>> Start
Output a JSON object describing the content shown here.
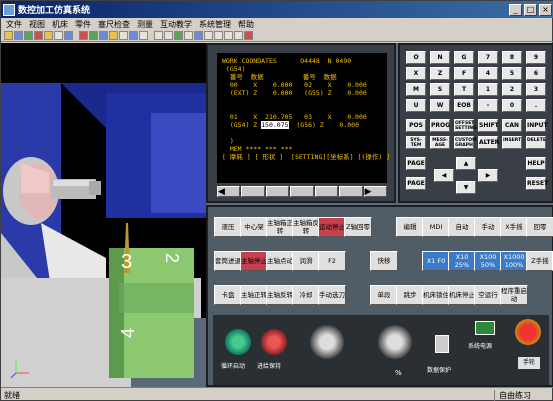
{
  "window": {
    "title": "数控加工仿真系统"
  },
  "menu": [
    "文件",
    "视图",
    "机床",
    "零件",
    "塞尺检查",
    "测量",
    "互动教学",
    "系统管理",
    "帮助"
  ],
  "screen": {
    "line1": "WORK COONDATES      O4448  N 0490",
    "line2": " (G54)",
    "line3": "  番号  数据          番号  数据",
    "line4": "  00    X    0.000   02    X    0.000",
    "line5": "  (EXT) Z    0.000   (G55) Z    0.000",
    "line6": "  01    X  210.705   03    X    0.000",
    "line7": "  (G54) Z ",
    "cursor_val": "150.075",
    "line7b": "  (G56) Z    0.000",
    "line8": "  MEM **** *** ***",
    "softkeys": "[ 摩耗 ] [ 形状 ]  [SETTING][坐标系] [(操作) ]"
  },
  "keys": [
    [
      "O",
      "N",
      "G",
      "7",
      "8",
      "9"
    ],
    [
      "X",
      "Z",
      "F",
      "4",
      "5",
      "6"
    ],
    [
      "M",
      "S",
      "T",
      "1",
      "2",
      "3"
    ],
    [
      "U",
      "W",
      "EOB",
      "-",
      "0",
      "."
    ]
  ],
  "func_keys": [
    [
      "POS",
      "PROG",
      "OFFSET SETTING",
      "SHIFT",
      "CAN",
      "INPUT"
    ],
    [
      "SYS-TEM",
      "MESS-AGE",
      "CUSTOM GRAPH",
      "ALTER",
      "INSERT",
      "DELETE"
    ]
  ],
  "nav_keys": {
    "page_up": "PAGE",
    "page_dn": "PAGE",
    "help": "HELP",
    "reset": "RESET"
  },
  "ops": {
    "row1": [
      "液压",
      "中心架",
      "主轴箱正转",
      "主轴箱反转",
      "运动停止",
      "Z轴回零",
      "",
      "编辑",
      "MDI",
      "自动",
      "手动",
      "X手摇",
      "回零"
    ],
    "row2": [
      "套筒进退",
      "主轴停止",
      "主轴点动",
      "润滑",
      "F2",
      "",
      "快移",
      "",
      "X1 F0",
      "X10 25%",
      "X100 50%",
      "X1000 100%",
      "Z手摇",
      "F1"
    ],
    "row3": [
      "卡盘",
      "主轴正转",
      "主轴反转",
      "冷却",
      "手动选刀",
      "",
      "单段",
      "跳步",
      "机床锁住",
      "机床停止",
      "空运行",
      "程序重启动"
    ],
    "lower": {
      "cycle_start": "循环启动",
      "feed_hold": "进给保持",
      "override": "%",
      "data_protect": "数据保护",
      "sys_power": "系统电源",
      "hand": "手轮"
    }
  },
  "status": {
    "left": "就绪",
    "right": "自由练习"
  }
}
>> End
** What is required **
Output the records above exactly; leave out the pictures.

** Output of the exercise **
Output a JSON object describing the content shown here.
{
  "window": {
    "title": "数控加工仿真系统"
  },
  "menu": [
    "文件",
    "视图",
    "机床",
    "零件",
    "塞尺检查",
    "测量",
    "互动教学",
    "系统管理",
    "帮助"
  ],
  "screen": {
    "line1": "WORK COONDATES      O4448  N 0490",
    "line2": " (G54)",
    "line3": "  番号  数据          番号  数据",
    "line4": "  00    X    0.000   02    X    0.000",
    "line5": "  (EXT) Z    0.000   (G55) Z    0.000",
    "line6": "  01    X  210.705   03    X    0.000",
    "line7": "  (G54) Z ",
    "cursor_val": "150.075",
    "line7b": "  (G56) Z    0.000",
    "line8": "  MEM **** *** ***",
    "softkeys": "[ 摩耗 ] [ 形状 ]  [SETTING][坐标系] [(操作) ]"
  },
  "keys": [
    [
      "O",
      "N",
      "G",
      "7",
      "8",
      "9"
    ],
    [
      "X",
      "Z",
      "F",
      "4",
      "5",
      "6"
    ],
    [
      "M",
      "S",
      "T",
      "1",
      "2",
      "3"
    ],
    [
      "U",
      "W",
      "EOB",
      "-",
      "0",
      "."
    ]
  ],
  "func_keys": [
    [
      "POS",
      "PROG",
      "OFFSET SETTING",
      "SHIFT",
      "CAN",
      "INPUT"
    ],
    [
      "SYS-TEM",
      "MESS-AGE",
      "CUSTOM GRAPH",
      "ALTER",
      "INSERT",
      "DELETE"
    ]
  ],
  "nav_keys": {
    "page_up": "PAGE",
    "page_dn": "PAGE",
    "help": "HELP",
    "reset": "RESET"
  },
  "ops": {
    "row1": [
      "液压",
      "中心架",
      "主轴箱正转",
      "主轴箱反转",
      "运动停止",
      "Z轴回零",
      "",
      "编辑",
      "MDI",
      "自动",
      "手动",
      "X手摇",
      "回零"
    ],
    "row2": [
      "套筒进退",
      "主轴停止",
      "主轴点动",
      "润滑",
      "F2",
      "",
      "快移",
      "",
      "X1 F0",
      "X10 25%",
      "X100 50%",
      "X1000 100%",
      "Z手摇",
      "F1"
    ],
    "row3": [
      "卡盘",
      "主轴正转",
      "主轴反转",
      "冷却",
      "手动选刀",
      "",
      "单段",
      "跳步",
      "机床锁住",
      "机床停止",
      "空运行",
      "程序重启动"
    ],
    "lower": {
      "cycle_start": "循环启动",
      "feed_hold": "进给保持",
      "override": "%",
      "data_protect": "数据保护",
      "sys_power": "系统电源",
      "hand": "手轮"
    }
  },
  "status": {
    "left": "就绪",
    "right": "自由练习"
  }
}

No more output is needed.